Count the lines in the items below that contain the string "Rosja", matching case exactly. Reply with the number alone.

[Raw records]
>> Begin
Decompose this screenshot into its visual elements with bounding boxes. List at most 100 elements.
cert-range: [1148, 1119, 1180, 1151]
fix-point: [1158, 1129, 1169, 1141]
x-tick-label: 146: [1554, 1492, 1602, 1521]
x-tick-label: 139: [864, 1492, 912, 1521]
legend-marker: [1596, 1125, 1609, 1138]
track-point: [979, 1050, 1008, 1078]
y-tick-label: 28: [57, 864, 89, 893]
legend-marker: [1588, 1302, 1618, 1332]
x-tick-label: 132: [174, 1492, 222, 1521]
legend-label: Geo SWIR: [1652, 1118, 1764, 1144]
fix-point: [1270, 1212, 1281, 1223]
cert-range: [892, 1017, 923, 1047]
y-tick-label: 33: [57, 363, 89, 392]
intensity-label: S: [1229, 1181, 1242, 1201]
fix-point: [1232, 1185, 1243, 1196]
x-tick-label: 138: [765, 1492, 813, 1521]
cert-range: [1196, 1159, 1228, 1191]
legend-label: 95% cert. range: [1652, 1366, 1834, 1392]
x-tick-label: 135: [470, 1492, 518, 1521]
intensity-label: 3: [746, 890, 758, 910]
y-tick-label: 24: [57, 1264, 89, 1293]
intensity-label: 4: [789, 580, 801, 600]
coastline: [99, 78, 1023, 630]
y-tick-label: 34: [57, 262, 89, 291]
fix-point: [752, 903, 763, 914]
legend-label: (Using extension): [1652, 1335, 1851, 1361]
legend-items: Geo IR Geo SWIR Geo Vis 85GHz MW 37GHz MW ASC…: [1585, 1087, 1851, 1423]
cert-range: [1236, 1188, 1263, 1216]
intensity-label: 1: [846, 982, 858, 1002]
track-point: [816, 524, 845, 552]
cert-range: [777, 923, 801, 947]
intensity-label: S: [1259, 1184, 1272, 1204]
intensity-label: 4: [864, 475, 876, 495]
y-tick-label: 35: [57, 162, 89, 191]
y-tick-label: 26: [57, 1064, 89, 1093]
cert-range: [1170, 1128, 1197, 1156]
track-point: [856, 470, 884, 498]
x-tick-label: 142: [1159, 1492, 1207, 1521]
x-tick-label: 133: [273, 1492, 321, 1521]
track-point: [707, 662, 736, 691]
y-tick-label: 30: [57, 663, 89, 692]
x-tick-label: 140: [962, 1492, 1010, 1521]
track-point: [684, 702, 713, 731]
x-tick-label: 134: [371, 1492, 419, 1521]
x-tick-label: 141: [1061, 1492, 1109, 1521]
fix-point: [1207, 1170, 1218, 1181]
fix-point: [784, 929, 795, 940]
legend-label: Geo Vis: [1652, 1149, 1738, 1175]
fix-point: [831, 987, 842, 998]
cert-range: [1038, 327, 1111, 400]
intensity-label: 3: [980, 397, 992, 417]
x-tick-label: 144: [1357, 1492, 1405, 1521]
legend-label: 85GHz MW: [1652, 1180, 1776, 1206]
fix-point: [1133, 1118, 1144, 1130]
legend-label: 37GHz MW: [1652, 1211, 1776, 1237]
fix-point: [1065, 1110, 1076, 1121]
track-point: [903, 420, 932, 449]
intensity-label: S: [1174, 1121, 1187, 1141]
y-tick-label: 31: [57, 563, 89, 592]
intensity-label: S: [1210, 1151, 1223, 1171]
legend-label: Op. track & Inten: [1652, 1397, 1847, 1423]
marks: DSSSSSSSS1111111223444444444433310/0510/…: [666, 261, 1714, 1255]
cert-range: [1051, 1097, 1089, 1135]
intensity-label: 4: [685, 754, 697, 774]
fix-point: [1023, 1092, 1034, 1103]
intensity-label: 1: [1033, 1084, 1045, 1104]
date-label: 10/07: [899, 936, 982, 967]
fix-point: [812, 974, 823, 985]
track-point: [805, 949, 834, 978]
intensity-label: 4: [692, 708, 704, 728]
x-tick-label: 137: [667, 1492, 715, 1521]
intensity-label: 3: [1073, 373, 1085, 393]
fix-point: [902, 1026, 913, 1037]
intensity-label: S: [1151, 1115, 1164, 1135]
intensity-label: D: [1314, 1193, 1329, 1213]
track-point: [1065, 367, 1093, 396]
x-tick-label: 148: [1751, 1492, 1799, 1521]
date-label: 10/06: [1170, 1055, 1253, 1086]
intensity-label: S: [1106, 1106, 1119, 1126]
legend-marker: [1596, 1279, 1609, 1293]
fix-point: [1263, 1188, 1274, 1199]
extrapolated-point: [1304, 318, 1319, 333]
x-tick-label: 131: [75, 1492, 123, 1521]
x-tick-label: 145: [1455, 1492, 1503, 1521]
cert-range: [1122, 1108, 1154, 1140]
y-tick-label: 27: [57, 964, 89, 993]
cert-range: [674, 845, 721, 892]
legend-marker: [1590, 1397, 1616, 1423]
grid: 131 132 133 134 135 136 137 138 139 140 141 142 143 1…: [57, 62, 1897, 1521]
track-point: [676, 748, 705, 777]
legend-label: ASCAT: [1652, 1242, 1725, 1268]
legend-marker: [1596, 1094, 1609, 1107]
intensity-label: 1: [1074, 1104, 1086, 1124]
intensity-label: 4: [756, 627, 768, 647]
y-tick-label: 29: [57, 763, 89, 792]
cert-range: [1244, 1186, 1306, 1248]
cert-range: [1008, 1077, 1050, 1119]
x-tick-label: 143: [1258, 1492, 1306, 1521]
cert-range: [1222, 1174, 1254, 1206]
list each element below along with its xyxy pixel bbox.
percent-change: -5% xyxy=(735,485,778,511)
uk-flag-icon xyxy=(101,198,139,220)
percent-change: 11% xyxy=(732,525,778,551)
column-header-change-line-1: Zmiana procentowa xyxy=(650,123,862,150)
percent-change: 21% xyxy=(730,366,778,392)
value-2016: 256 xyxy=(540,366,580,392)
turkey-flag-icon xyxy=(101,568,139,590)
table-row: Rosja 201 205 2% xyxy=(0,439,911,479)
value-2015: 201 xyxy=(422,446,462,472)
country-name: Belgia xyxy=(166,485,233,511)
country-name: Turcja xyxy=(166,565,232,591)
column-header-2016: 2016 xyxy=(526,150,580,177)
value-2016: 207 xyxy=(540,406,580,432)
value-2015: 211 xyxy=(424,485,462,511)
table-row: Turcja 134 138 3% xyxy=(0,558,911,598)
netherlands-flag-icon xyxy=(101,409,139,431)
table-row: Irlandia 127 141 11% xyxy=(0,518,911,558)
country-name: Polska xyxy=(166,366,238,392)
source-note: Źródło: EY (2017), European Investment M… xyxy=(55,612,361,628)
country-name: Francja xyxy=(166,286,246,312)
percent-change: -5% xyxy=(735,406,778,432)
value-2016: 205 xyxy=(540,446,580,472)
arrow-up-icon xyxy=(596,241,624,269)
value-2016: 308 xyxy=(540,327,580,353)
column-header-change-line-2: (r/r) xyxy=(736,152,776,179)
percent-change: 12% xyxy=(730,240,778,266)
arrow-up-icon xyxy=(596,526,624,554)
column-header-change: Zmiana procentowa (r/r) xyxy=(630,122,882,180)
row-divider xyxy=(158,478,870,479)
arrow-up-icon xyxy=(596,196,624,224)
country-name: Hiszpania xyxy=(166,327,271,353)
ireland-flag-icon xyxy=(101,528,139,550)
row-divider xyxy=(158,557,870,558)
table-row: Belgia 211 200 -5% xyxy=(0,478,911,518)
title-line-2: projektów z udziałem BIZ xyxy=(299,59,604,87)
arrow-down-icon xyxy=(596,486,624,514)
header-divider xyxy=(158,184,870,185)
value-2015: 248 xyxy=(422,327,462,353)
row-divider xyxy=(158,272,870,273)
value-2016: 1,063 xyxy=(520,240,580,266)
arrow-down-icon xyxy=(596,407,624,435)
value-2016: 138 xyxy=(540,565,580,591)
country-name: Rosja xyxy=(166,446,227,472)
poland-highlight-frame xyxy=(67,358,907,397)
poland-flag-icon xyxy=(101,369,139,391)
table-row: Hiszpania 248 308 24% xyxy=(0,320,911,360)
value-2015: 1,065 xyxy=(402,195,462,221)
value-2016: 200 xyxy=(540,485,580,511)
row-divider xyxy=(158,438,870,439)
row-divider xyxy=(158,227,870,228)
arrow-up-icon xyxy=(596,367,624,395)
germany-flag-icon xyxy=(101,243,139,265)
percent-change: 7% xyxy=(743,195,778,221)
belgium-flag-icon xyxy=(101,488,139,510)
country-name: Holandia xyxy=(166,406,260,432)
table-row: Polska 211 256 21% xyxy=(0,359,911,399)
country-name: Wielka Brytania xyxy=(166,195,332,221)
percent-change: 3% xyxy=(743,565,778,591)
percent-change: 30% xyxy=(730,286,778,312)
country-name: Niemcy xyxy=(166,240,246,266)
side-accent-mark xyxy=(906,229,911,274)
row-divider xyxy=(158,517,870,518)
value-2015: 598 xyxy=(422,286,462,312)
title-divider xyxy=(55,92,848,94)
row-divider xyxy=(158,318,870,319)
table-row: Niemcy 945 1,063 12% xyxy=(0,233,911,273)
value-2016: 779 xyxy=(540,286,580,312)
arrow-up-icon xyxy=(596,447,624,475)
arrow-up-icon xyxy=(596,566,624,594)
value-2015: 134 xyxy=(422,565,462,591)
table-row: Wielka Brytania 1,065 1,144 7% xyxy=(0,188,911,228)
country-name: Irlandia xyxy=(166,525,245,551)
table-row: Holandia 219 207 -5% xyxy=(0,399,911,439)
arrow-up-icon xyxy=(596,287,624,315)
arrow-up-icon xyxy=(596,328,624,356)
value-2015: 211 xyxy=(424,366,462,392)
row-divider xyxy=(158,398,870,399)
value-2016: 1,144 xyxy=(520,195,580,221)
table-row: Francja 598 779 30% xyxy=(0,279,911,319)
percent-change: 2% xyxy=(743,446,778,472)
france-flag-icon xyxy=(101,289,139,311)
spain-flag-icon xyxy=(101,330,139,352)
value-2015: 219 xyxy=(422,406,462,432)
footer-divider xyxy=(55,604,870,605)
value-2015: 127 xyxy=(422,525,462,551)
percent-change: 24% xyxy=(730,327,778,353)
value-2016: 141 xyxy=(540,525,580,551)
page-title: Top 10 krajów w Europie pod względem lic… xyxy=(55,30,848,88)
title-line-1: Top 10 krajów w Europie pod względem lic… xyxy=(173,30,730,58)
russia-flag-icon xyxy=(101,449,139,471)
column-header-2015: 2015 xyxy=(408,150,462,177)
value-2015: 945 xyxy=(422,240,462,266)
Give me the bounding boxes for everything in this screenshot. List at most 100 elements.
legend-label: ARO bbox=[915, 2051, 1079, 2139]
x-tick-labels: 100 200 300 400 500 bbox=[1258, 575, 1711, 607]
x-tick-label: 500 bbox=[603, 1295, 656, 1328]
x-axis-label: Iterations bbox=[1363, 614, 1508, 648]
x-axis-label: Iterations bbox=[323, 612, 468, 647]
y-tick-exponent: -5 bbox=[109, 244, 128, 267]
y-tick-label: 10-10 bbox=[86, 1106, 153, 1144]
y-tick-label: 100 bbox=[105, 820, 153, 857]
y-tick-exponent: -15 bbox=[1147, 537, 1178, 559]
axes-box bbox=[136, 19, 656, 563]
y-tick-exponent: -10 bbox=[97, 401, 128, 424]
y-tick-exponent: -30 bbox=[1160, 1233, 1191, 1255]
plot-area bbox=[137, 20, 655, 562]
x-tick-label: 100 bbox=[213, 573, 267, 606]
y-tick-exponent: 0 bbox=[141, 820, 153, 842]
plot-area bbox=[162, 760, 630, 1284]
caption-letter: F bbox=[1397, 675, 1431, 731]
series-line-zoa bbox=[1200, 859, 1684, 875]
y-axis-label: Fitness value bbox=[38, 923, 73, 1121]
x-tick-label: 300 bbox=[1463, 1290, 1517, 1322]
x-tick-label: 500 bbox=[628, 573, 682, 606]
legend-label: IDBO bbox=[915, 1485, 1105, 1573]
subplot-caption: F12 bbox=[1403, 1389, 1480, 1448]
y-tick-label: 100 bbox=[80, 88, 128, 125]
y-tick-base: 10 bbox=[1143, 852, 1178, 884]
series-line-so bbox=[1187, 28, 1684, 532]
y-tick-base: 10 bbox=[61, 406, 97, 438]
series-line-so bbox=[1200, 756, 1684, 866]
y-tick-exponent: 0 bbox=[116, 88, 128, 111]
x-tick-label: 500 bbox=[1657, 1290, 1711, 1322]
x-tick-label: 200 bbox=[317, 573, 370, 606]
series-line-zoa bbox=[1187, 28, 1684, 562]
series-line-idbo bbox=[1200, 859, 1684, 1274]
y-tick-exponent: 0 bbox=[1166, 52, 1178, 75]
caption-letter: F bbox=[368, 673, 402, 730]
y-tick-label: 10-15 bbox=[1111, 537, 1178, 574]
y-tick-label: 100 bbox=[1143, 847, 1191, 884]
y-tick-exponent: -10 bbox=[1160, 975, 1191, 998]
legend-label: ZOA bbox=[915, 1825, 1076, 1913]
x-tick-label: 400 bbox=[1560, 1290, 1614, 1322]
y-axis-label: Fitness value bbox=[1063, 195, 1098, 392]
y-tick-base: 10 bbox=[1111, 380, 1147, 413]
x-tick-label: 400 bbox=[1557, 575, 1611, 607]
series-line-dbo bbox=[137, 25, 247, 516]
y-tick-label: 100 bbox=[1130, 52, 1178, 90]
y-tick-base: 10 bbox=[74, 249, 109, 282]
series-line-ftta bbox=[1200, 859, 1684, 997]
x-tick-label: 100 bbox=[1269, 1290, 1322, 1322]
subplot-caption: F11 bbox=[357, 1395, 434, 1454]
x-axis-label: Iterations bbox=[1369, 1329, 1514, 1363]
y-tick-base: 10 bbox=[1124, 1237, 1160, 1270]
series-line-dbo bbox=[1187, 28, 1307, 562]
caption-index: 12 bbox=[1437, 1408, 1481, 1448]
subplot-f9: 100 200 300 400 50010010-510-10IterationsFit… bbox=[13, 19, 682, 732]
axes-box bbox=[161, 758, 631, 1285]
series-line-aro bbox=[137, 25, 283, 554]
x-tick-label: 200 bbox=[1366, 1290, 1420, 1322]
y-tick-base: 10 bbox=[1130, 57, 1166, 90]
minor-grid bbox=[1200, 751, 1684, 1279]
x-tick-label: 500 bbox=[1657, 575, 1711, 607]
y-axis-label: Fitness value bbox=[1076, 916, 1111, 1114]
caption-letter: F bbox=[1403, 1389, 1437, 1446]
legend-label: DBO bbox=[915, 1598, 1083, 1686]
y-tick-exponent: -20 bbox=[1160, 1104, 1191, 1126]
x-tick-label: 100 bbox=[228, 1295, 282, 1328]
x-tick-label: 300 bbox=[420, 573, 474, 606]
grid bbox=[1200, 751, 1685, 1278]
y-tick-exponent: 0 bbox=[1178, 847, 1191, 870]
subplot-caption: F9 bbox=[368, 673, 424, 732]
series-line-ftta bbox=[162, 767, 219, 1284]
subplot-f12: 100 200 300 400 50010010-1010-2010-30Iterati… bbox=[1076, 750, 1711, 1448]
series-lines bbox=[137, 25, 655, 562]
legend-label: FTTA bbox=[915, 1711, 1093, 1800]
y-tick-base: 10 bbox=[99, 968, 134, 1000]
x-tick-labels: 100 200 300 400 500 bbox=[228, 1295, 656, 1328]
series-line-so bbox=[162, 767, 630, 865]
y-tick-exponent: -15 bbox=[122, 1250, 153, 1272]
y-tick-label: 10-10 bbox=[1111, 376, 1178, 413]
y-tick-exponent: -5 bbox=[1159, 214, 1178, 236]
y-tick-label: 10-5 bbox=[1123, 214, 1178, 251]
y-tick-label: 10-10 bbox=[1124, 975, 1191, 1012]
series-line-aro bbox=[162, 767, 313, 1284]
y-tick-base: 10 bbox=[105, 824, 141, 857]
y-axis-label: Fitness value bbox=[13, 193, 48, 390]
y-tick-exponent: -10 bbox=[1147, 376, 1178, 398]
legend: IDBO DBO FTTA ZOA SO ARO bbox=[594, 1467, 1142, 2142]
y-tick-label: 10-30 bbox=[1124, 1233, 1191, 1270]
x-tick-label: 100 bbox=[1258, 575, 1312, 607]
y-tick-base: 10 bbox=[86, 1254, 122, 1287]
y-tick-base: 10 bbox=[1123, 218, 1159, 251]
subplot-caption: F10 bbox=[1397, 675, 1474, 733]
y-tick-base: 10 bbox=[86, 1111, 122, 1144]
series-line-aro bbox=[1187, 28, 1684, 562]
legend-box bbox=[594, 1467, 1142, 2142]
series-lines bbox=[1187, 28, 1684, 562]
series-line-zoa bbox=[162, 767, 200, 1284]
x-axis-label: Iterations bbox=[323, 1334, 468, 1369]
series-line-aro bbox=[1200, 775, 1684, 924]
>> End
* [THE RESULT]
2